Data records
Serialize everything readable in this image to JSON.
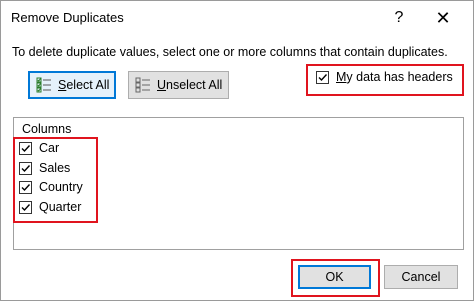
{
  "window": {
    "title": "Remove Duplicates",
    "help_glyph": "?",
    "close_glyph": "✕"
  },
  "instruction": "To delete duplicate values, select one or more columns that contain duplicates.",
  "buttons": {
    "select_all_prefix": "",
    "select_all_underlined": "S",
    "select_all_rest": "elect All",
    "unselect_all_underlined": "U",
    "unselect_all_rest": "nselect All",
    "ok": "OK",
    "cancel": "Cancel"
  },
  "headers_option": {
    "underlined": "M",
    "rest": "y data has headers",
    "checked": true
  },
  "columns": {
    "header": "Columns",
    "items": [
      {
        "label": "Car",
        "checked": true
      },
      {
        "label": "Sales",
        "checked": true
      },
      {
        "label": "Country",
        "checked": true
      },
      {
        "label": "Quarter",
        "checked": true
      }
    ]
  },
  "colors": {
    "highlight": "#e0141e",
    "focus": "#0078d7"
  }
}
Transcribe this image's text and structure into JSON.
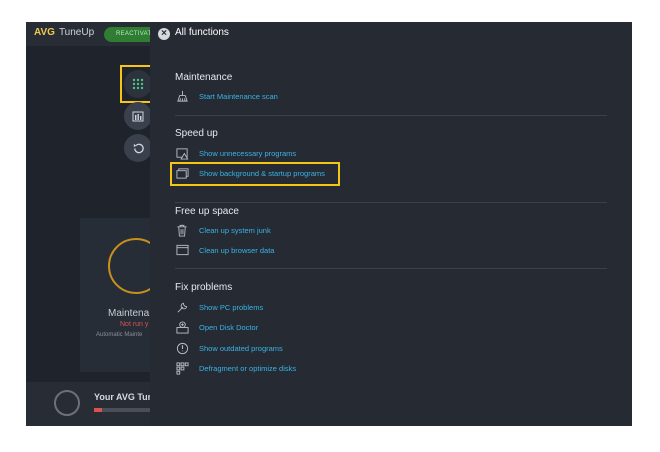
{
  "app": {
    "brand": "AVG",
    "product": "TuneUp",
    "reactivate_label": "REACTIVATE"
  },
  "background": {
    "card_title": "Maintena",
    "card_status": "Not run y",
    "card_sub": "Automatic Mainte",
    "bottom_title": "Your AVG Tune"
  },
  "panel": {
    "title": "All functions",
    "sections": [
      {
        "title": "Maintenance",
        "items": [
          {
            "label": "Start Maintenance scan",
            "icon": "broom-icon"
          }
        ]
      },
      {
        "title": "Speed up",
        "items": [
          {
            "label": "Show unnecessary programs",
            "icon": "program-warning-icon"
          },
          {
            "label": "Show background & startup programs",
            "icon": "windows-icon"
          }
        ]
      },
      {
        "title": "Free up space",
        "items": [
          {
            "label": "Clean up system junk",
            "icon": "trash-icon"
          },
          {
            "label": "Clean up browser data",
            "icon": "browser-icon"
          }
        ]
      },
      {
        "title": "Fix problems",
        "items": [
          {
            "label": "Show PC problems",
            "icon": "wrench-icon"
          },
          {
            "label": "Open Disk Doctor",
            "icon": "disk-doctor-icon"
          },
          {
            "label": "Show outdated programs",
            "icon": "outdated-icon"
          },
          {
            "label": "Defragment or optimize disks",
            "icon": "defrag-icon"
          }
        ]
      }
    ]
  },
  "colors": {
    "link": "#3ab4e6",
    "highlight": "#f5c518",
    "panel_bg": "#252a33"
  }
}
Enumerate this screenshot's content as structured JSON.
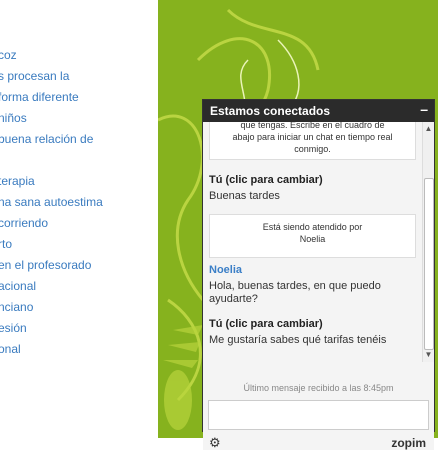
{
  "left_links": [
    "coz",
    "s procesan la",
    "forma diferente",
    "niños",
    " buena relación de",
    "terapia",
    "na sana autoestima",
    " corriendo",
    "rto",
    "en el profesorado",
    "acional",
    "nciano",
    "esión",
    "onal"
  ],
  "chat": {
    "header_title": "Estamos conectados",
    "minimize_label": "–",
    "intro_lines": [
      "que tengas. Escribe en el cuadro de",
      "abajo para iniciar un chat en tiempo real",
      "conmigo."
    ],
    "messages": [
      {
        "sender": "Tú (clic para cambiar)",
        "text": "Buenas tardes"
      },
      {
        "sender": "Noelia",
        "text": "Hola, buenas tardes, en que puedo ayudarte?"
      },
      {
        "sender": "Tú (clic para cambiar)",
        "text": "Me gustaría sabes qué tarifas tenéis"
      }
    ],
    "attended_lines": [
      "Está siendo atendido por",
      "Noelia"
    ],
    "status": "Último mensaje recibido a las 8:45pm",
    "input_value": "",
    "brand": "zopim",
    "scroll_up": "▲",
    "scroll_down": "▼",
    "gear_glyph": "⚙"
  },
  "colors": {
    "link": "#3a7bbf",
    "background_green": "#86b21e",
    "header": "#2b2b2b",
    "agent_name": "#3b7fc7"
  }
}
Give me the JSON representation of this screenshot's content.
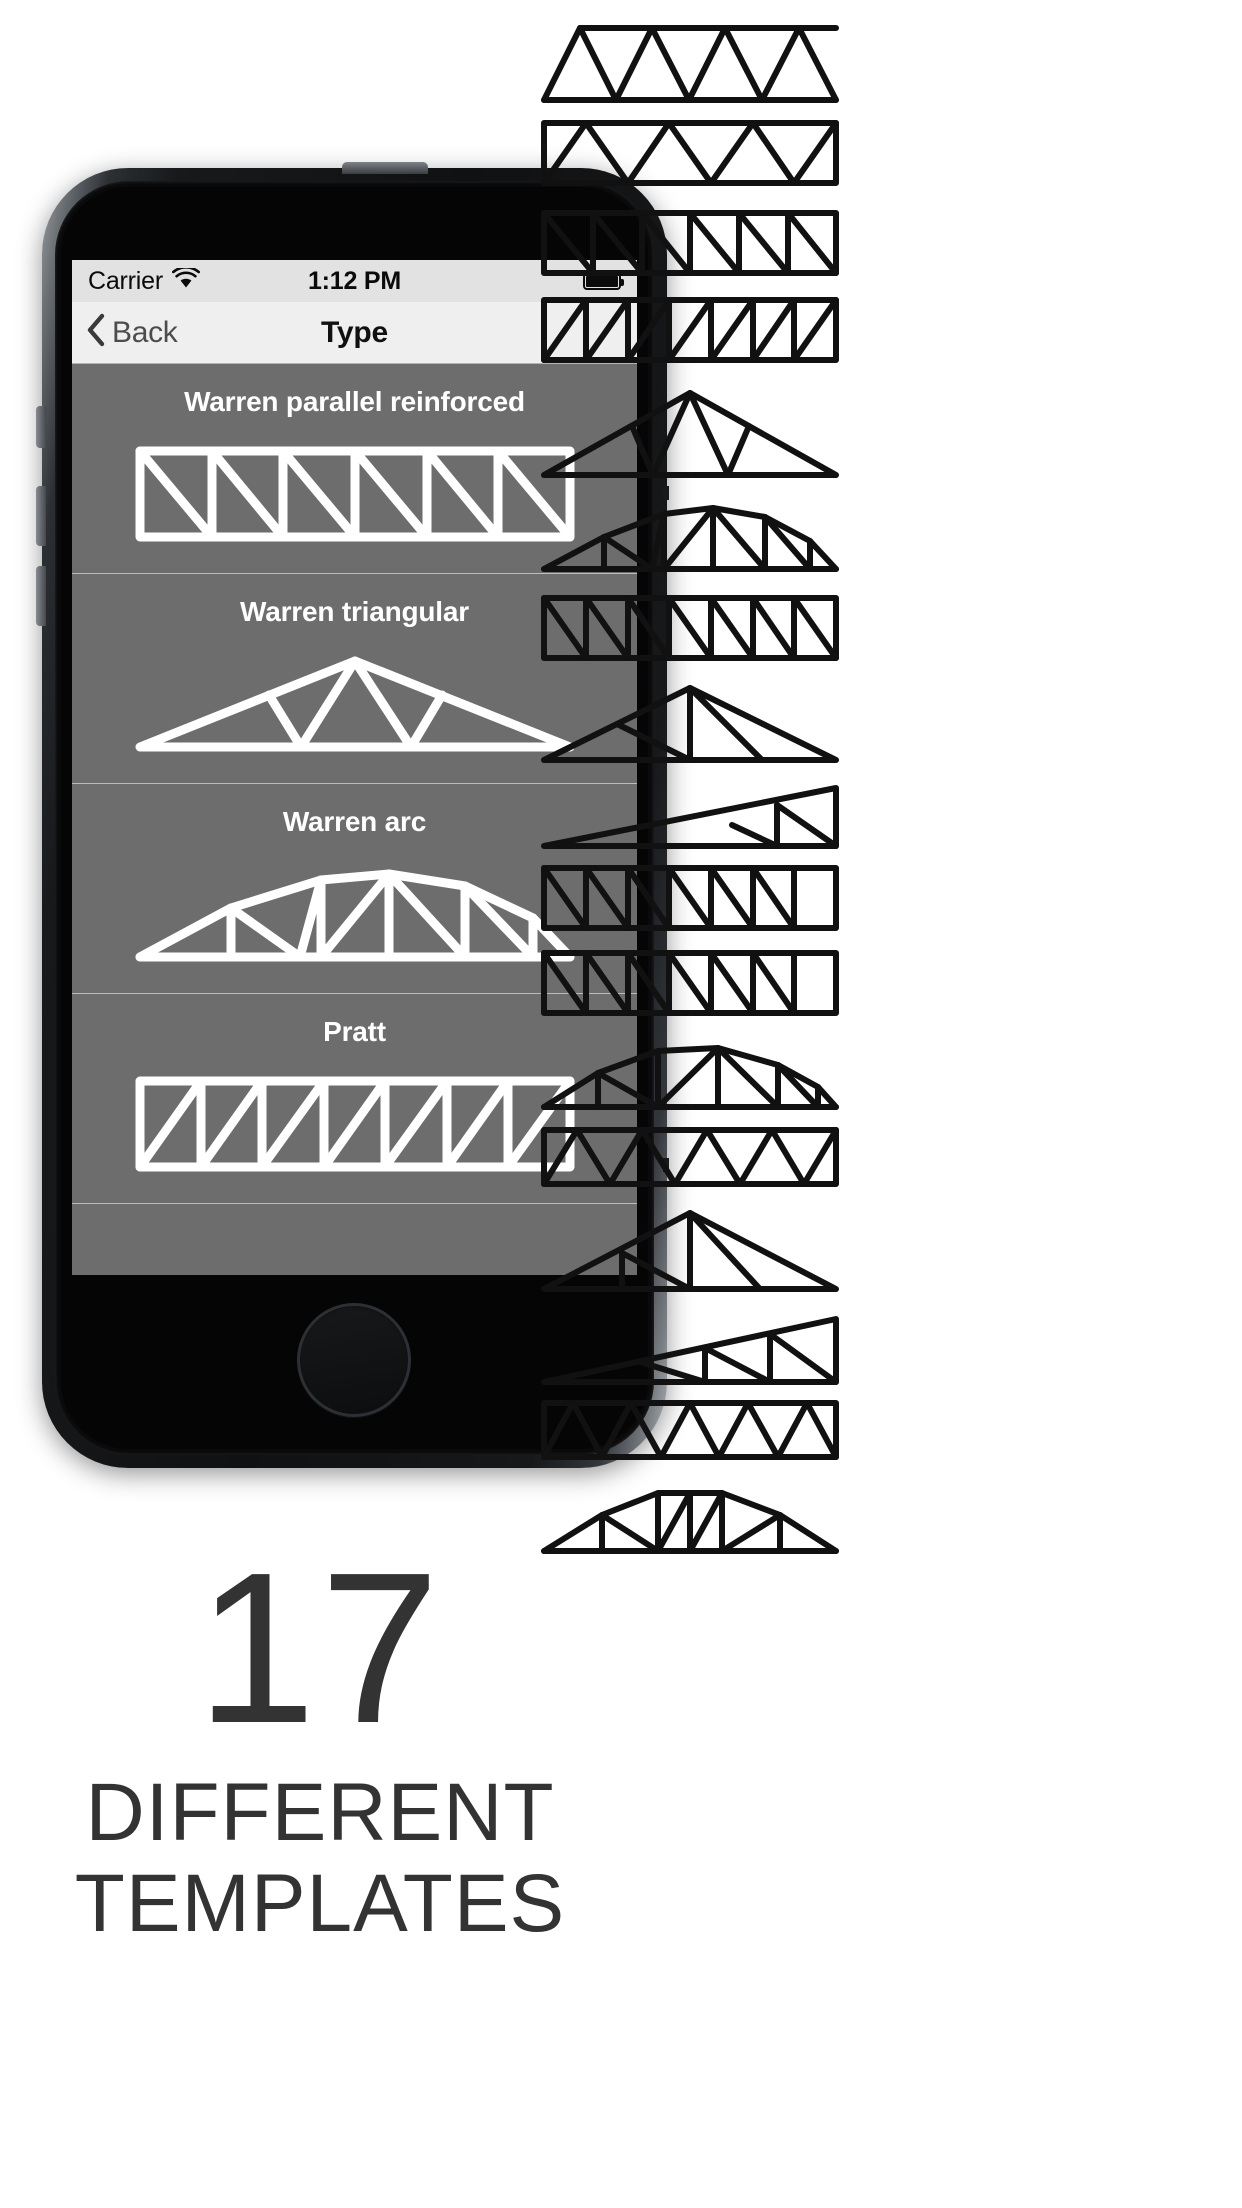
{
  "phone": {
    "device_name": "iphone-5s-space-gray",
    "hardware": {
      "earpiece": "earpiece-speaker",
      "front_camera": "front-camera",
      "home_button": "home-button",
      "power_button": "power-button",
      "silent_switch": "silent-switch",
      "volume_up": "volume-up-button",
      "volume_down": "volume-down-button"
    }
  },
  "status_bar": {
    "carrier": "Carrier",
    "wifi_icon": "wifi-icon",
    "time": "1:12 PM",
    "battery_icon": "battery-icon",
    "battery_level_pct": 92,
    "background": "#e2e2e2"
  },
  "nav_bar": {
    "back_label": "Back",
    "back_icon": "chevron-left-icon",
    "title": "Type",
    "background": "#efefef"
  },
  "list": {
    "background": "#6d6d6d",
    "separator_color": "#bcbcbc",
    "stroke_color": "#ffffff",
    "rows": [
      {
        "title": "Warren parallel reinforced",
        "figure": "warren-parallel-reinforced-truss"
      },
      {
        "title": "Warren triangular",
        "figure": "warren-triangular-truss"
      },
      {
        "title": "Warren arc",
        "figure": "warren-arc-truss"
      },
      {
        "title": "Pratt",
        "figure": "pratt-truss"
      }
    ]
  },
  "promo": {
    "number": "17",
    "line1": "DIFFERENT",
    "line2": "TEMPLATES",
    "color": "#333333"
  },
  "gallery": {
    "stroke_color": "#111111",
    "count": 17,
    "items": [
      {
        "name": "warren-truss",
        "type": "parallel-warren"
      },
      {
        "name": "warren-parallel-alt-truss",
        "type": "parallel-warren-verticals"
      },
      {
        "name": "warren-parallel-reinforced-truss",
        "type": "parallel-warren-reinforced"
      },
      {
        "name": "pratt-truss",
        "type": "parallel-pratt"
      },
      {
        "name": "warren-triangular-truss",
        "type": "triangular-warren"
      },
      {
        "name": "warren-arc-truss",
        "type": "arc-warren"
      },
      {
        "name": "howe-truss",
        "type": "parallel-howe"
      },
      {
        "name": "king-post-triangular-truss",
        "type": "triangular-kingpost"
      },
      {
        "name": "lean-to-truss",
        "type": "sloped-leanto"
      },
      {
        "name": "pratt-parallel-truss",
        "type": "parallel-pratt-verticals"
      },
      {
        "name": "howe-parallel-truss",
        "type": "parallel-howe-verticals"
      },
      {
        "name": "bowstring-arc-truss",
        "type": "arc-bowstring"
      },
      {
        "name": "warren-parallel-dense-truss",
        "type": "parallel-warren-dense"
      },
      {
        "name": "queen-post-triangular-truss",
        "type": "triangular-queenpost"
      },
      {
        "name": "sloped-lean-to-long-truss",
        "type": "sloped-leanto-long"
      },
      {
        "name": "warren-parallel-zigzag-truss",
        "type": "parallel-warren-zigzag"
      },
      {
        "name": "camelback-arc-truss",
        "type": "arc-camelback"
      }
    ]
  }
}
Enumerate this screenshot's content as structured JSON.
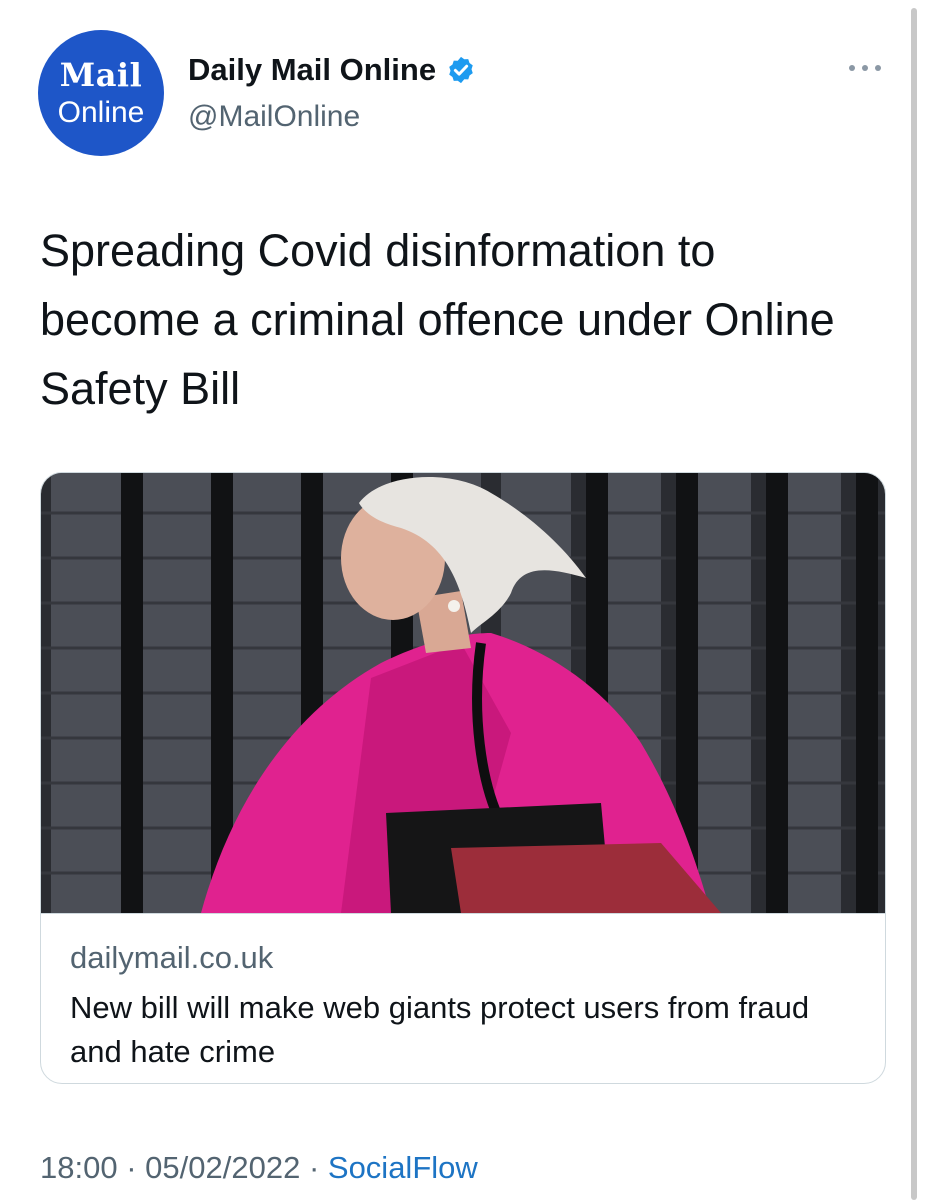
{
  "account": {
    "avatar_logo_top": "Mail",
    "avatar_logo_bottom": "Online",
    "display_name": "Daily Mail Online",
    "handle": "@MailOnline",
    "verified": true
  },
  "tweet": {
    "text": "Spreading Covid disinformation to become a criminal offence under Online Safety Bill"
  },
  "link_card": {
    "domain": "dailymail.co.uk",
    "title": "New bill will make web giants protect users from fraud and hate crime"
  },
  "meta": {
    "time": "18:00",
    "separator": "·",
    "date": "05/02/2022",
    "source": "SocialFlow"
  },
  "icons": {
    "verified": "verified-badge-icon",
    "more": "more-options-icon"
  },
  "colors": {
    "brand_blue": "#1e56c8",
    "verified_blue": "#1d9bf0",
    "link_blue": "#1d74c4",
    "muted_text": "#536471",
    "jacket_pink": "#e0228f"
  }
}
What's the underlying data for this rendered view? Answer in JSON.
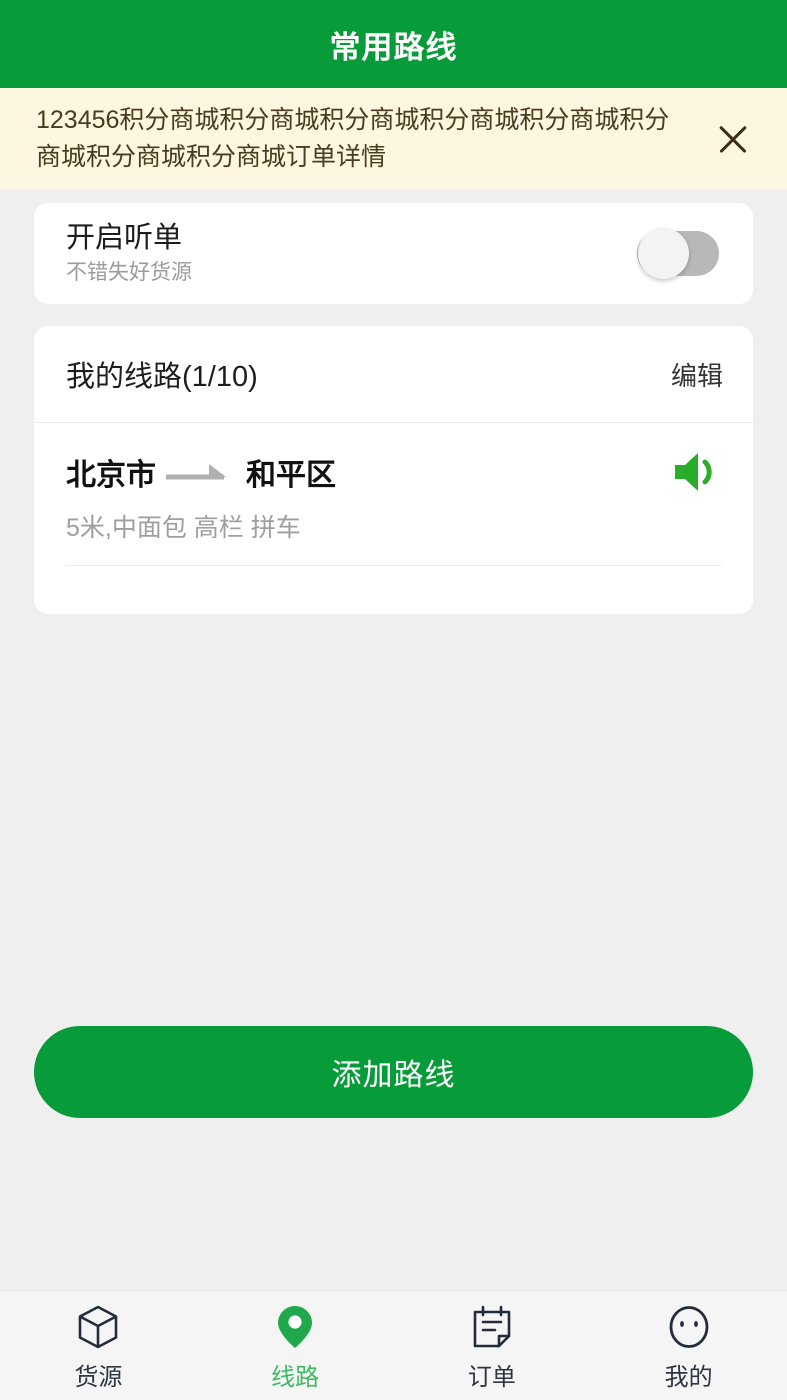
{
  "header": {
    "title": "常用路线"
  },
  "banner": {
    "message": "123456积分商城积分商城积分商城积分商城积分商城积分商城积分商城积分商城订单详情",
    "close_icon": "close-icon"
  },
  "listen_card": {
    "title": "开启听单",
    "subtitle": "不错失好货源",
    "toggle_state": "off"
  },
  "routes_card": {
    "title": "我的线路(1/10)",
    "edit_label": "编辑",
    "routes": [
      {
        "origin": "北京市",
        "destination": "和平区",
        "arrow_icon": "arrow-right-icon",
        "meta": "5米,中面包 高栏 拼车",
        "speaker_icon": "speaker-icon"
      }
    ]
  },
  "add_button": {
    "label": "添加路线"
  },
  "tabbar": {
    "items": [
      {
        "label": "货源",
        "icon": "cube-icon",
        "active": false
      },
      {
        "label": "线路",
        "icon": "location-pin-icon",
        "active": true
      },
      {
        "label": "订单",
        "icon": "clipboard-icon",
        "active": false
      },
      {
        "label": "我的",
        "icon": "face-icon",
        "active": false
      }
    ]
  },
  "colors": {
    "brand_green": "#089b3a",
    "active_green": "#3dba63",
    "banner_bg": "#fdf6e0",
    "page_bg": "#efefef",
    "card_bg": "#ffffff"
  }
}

_EXERCISE DETAILS_
Pictures must be left out. Repeat exactly the lines from the one containing "What's the underlying" through the final line of the data.

_EXERCISE SOLUTION_
What's the underlying data for this rendered view? Answer in JSON.
{
  "header": {
    "title": "常用路线"
  },
  "banner": {
    "message": "123456积分商城积分商城积分商城积分商城积分商城积分商城积分商城积分商城订单详情",
    "close_icon": "close-icon"
  },
  "listen_card": {
    "title": "开启听单",
    "subtitle": "不错失好货源",
    "toggle_state": "off"
  },
  "routes_card": {
    "title": "我的线路(1/10)",
    "edit_label": "编辑",
    "routes": [
      {
        "origin": "北京市",
        "destination": "和平区",
        "arrow_icon": "arrow-right-icon",
        "meta": "5米,中面包 高栏 拼车",
        "speaker_icon": "speaker-icon"
      }
    ]
  },
  "add_button": {
    "label": "添加路线"
  },
  "tabbar": {
    "items": [
      {
        "label": "货源",
        "icon": "cube-icon",
        "active": false
      },
      {
        "label": "线路",
        "icon": "location-pin-icon",
        "active": true
      },
      {
        "label": "订单",
        "icon": "clipboard-icon",
        "active": false
      },
      {
        "label": "我的",
        "icon": "face-icon",
        "active": false
      }
    ]
  },
  "colors": {
    "brand_green": "#089b3a",
    "active_green": "#3dba63",
    "banner_bg": "#fdf6e0",
    "page_bg": "#efefef",
    "card_bg": "#ffffff"
  }
}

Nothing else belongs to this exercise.